• _WORK TO DO_
Identify each line below that contains the word "Mais", and copy it out.

(Stored entries)

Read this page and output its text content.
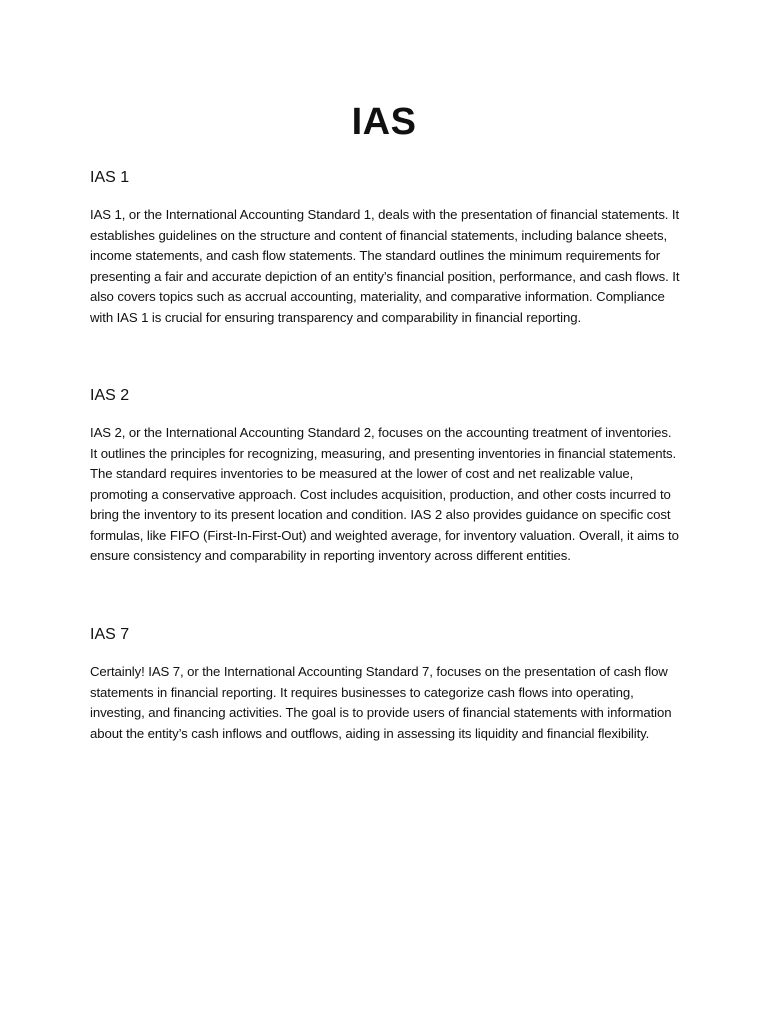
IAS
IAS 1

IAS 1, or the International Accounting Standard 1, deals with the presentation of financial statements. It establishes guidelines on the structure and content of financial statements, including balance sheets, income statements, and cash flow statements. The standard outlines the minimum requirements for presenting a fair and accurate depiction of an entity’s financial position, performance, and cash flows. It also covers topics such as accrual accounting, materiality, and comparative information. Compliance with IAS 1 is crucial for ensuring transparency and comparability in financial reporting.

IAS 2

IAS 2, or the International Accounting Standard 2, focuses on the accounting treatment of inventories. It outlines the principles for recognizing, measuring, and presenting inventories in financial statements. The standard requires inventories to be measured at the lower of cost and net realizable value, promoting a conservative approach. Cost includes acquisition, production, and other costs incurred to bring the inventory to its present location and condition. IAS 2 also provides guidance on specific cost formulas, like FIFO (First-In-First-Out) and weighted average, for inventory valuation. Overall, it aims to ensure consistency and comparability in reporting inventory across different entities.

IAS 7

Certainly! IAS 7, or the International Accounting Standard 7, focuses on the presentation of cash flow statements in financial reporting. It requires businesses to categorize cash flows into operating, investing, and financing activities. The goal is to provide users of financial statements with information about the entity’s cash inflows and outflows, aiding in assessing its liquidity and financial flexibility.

...

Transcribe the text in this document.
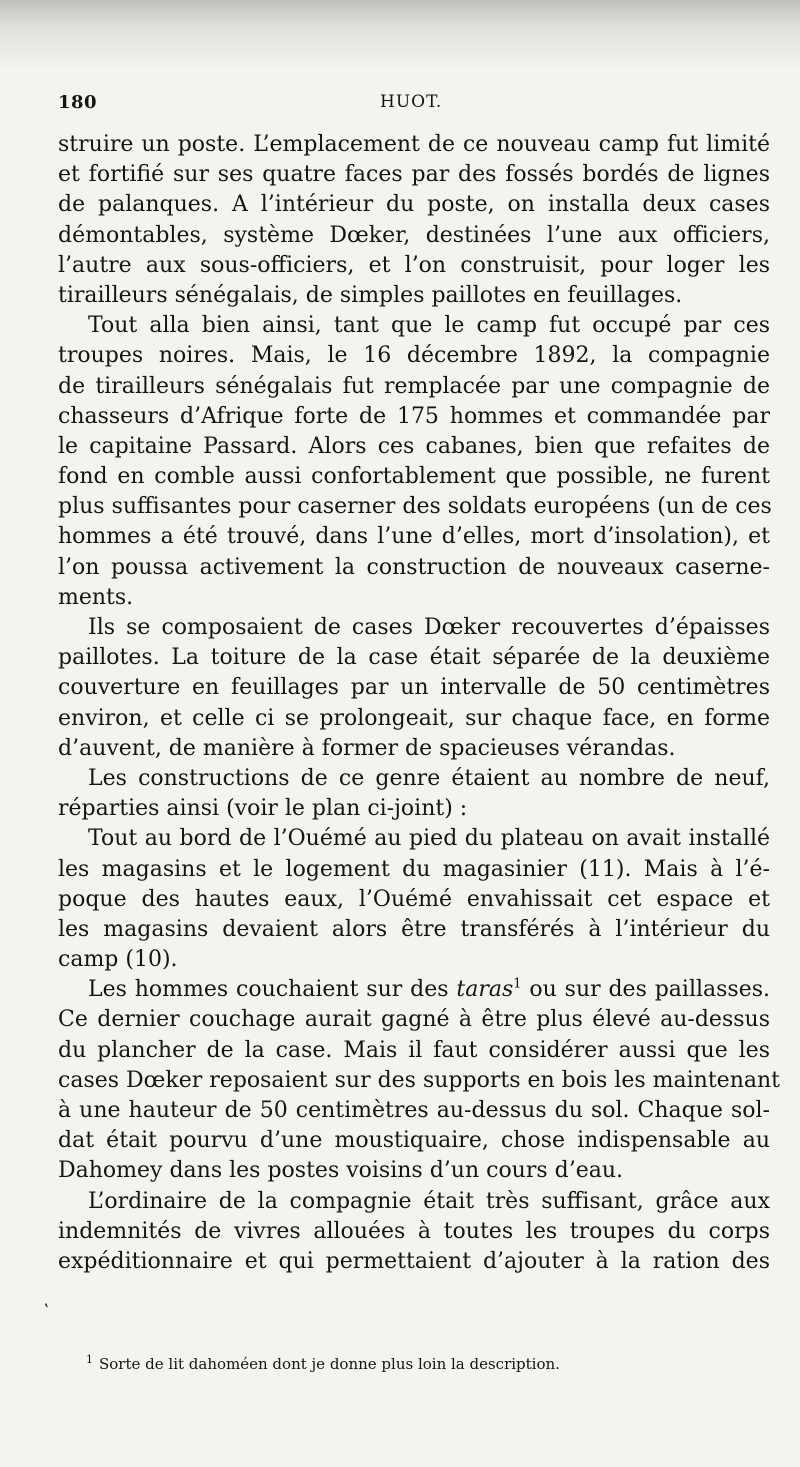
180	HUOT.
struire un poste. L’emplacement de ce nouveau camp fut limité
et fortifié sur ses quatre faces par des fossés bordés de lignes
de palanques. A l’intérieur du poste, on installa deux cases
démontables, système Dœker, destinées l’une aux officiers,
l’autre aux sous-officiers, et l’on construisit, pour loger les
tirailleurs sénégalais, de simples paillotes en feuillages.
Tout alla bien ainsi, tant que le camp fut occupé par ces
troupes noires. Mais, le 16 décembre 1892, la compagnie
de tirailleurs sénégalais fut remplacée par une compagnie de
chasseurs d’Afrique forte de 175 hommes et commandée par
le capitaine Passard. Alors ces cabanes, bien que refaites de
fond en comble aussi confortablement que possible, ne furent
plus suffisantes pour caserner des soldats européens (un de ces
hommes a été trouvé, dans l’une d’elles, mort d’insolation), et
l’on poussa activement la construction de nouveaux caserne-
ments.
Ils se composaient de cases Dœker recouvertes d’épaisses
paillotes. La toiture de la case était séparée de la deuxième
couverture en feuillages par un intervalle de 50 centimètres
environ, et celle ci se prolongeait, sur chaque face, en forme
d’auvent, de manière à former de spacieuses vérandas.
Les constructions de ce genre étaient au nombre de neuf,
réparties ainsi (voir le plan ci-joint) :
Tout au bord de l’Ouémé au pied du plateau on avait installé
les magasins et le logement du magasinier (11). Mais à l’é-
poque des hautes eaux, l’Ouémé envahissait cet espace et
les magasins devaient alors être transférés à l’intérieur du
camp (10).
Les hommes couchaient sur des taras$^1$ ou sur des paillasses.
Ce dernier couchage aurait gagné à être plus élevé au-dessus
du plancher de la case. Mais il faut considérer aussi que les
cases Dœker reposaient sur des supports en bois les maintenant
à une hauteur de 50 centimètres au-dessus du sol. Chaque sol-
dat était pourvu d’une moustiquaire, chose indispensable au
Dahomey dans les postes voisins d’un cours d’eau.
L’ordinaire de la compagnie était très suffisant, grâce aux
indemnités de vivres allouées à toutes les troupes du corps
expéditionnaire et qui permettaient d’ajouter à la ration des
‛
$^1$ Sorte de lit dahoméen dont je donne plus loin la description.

--

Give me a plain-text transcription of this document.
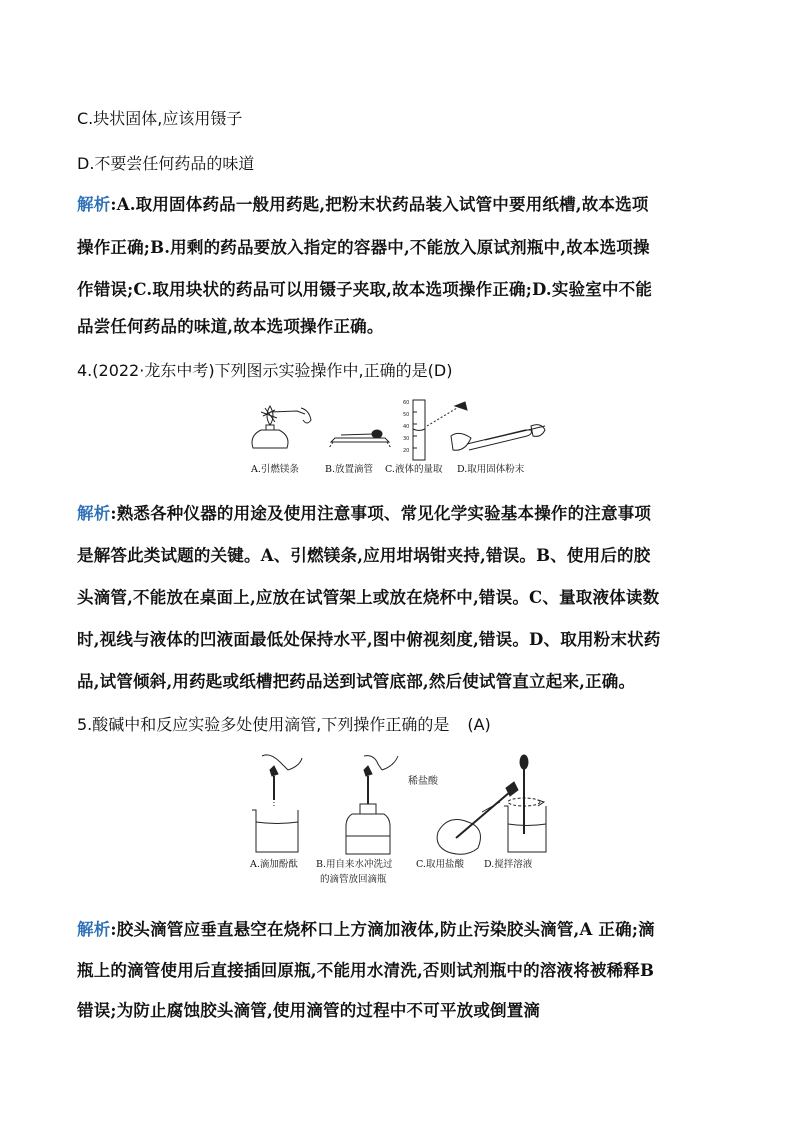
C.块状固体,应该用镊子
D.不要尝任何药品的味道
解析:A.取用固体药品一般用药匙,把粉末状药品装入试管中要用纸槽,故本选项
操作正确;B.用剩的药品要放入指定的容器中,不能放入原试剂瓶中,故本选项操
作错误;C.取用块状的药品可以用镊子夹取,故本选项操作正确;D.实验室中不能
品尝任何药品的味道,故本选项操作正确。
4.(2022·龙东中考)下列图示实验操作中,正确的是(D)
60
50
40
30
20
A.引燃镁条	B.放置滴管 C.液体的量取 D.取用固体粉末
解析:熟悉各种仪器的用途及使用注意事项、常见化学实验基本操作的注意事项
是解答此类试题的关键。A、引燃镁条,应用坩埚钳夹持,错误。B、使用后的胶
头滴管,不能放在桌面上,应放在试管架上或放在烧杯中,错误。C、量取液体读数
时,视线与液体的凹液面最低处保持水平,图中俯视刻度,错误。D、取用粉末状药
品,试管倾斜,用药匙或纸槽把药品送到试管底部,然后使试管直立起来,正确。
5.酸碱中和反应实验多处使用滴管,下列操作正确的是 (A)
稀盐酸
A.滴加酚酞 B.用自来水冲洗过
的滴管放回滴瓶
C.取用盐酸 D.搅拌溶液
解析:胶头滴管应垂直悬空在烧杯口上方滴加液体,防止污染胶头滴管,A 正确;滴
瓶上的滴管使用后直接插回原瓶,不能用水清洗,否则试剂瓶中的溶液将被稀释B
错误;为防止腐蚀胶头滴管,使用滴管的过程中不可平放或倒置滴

• _WORKED ANSWER_
troupes noires. Mais, le 16 décembre 1892, la compagnie
les magasins et le logement du magasinier (11). Mais à l’é-
du plancher de la case. Mais il faut considérer aussi que les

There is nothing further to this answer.